→ WRITTEN REQUEST: Search the data below for the string "down". Extract every line that contains it.

→ LISTED RECORDS:
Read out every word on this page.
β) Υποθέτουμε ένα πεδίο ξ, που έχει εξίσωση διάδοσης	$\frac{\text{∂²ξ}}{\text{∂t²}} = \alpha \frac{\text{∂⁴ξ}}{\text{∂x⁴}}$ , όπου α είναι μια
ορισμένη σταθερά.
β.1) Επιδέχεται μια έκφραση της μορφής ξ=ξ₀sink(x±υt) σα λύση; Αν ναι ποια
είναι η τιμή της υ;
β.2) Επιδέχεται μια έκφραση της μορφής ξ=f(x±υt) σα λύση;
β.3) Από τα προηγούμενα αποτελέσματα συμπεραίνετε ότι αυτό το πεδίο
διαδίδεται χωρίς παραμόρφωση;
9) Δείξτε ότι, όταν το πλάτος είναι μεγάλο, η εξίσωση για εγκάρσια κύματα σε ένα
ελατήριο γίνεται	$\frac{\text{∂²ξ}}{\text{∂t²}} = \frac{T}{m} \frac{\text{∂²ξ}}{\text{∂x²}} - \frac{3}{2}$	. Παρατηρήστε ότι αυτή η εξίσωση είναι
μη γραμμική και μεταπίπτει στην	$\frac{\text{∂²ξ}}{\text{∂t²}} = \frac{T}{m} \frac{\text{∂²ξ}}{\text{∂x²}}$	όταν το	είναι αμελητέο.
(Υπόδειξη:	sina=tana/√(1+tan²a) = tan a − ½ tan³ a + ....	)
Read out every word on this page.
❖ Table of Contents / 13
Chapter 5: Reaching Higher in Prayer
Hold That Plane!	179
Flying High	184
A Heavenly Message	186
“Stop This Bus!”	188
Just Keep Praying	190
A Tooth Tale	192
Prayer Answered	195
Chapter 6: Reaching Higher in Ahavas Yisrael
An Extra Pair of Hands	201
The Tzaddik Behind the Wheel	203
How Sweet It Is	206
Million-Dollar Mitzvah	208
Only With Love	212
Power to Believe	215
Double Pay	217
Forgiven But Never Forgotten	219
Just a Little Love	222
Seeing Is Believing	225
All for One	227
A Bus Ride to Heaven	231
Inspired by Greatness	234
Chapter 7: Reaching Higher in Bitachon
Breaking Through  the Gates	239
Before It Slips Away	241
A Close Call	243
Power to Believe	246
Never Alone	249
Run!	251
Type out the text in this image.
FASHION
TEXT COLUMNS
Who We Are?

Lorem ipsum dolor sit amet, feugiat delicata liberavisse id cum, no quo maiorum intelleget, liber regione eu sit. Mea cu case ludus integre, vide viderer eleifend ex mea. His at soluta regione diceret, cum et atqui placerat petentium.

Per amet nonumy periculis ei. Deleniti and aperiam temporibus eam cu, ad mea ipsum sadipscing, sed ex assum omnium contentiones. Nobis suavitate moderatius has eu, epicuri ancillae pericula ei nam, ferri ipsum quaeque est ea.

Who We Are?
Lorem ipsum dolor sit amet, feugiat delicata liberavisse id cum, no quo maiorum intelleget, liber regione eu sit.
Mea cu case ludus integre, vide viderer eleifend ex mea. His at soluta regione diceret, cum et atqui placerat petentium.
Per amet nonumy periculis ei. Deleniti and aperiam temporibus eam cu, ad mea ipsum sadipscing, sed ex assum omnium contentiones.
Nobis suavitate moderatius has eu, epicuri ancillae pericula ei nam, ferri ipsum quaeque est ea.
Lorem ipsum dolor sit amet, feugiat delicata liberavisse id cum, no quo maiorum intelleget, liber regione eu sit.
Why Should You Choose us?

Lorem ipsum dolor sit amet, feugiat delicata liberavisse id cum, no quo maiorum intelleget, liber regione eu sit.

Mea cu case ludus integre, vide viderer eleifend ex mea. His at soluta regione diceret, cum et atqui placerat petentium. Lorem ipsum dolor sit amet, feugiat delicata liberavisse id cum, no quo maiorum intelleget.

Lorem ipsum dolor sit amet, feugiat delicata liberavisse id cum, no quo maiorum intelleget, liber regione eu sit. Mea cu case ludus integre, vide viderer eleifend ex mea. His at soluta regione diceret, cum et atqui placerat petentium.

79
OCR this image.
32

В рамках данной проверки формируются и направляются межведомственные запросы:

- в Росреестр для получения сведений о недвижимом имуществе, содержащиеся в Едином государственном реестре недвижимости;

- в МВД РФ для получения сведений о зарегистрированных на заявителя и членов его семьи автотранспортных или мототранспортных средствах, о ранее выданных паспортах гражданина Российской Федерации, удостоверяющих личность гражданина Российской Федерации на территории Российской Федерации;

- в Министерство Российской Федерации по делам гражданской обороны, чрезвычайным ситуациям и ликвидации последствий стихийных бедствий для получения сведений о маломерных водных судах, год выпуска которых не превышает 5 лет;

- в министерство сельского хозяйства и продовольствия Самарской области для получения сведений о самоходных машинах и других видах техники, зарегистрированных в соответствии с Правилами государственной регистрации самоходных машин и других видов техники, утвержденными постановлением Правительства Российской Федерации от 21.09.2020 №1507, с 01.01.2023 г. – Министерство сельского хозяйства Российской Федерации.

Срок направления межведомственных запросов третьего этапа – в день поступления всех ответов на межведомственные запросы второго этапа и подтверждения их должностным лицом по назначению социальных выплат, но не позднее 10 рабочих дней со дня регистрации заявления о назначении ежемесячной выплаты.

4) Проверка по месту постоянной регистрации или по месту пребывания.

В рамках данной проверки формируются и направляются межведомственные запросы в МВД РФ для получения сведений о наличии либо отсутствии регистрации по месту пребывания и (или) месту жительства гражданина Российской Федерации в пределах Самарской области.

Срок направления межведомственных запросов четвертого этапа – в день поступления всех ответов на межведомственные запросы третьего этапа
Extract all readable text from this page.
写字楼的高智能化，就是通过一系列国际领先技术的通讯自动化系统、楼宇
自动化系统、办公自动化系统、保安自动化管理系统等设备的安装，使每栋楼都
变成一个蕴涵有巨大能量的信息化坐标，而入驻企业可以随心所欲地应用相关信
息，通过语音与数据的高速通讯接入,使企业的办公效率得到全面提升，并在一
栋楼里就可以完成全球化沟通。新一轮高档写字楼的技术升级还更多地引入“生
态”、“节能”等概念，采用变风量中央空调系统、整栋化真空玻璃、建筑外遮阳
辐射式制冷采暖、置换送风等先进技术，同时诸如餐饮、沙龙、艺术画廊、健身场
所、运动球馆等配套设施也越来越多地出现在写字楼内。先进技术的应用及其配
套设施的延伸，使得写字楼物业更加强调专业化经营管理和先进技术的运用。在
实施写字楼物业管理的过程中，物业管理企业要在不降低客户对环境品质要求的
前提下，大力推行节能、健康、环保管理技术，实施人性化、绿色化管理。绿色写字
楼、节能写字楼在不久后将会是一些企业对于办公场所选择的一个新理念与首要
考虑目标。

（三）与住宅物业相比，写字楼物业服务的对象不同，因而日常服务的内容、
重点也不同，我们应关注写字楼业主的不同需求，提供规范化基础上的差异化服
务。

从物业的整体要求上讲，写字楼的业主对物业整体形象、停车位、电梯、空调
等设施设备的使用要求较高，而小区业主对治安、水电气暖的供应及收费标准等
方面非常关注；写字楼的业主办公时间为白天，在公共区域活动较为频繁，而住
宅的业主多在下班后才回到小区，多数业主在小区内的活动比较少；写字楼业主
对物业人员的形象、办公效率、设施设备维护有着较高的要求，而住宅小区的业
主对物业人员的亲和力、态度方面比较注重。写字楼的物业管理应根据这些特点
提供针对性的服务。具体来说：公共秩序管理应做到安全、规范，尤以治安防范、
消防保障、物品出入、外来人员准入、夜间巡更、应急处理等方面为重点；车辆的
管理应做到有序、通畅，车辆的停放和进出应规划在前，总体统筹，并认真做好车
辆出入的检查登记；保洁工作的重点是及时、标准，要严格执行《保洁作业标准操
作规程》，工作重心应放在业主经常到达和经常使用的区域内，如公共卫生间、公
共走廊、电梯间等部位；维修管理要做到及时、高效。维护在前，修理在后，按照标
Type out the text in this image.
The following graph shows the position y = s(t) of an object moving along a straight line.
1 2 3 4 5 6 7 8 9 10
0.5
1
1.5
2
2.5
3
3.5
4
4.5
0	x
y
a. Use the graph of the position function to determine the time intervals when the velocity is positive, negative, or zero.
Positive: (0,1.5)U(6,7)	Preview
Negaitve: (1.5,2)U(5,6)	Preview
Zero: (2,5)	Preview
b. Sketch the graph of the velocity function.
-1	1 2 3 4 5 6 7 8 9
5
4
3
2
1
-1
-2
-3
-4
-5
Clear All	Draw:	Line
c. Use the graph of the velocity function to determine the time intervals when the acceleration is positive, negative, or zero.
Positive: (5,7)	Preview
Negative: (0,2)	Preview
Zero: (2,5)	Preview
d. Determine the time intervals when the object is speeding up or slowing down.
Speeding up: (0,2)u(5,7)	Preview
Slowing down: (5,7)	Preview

→ EXPECTED ANSWER:
d. Determine the time intervals when the object is speeding up or slowing down.
Slowing down: (5,7)	Preview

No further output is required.